STATED TASK
Print out each entry below exactly, please.

RECORDS SHOWN
========

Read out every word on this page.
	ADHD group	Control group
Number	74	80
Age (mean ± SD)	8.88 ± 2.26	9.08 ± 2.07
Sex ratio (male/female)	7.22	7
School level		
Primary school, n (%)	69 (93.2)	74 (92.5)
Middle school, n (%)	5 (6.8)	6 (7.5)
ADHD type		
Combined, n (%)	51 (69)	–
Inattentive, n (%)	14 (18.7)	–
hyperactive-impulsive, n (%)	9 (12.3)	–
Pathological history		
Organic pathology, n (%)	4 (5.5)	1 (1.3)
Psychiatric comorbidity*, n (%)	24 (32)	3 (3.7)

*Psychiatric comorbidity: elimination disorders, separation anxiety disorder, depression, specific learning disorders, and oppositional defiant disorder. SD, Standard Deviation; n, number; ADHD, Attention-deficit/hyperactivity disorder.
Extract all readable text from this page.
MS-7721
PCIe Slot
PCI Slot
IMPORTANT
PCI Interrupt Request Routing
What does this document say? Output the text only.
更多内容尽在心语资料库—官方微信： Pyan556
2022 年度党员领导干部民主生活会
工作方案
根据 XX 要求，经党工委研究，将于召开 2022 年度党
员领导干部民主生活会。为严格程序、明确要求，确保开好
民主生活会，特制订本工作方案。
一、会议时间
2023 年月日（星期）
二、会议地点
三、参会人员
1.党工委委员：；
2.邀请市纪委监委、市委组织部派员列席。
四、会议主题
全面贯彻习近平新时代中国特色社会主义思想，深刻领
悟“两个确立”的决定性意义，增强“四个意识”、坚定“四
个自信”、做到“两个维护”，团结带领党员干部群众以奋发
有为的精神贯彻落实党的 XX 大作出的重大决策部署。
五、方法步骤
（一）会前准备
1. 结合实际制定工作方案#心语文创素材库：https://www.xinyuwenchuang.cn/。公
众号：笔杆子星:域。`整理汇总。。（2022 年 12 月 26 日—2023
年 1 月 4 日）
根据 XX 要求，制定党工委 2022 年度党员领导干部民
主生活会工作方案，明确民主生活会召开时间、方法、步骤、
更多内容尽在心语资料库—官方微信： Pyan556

========

ANSWER TO THE PROBLEM
Read out every word on this page.
	ADHD group	Control group
Number	74	80
Age (mean ± SD)	8.88 ± 2.26	9.08 ± 2.07
Sex ratio (male/female)	7.22	7
School level		
Primary school, n (%)	69 (93.2)	74 (92.5)
Middle school, n (%)	5 (6.8)	6 (7.5)
ADHD type		
Combined, n (%)	51 (69)	–
Inattentive, n (%)	14 (18.7)	–
hyperactive-impulsive, n (%)	9 (12.3)	–
Pathological history		
Organic pathology, n (%)	4 (5.5)	1 (1.3)
Psychiatric comorbidity*, n (%)	24 (32)	3 (3.7)

*Psychiatric comorbidity: elimination disorders, separation anxiety disorder, depression, specific learning disorders, and oppositional defiant disorder. SD, Standard Deviation; n, number; ADHD, Attention-deficit/hyperactivity disorder.
Extract all readable text from this page.
MS-7721
PCIe Slot
PCI Slot
IMPORTANT
PCI Interrupt Request Routing
What does this document say? Output the text only.
更多内容尽在心语资料库—官方微信： Pyan556
2022 年度党员领导干部民主生活会
工作方案
根据 XX 要求，经党工委研究，将于召开 2022 年度党
员领导干部民主生活会。为严格程序、明确要求，确保开好
民主生活会，特制订本工作方案。
一、会议时间
2023 年月日（星期）
二、会议地点
三、参会人员
1.党工委委员：；
2.邀请市纪委监委、市委组织部派员列席。
四、会议主题
全面贯彻习近平新时代中国特色社会主义思想，深刻领
悟“两个确立”的决定性意义，增强“四个意识”、坚定“四
个自信”、做到“两个维护”，团结带领党员干部群众以奋发
有为的精神贯彻落实党的 XX 大作出的重大决策部署。
五、方法步骤
（一）会前准备
1. 结合实际制定工作方案#心语文创素材库：https://www.xinyuwenchuang.cn/。公
众号：笔杆子星:域。`整理汇总。。（2022 年 12 月 26 日—2023
年 1 月 4 日）
根据 XX 要求，制定党工委 2022 年度党员领导干部民
主生活会工作方案，明确民主生活会召开时间、方法、步骤、
更多内容尽在心语资料库—官方微信： Pyan556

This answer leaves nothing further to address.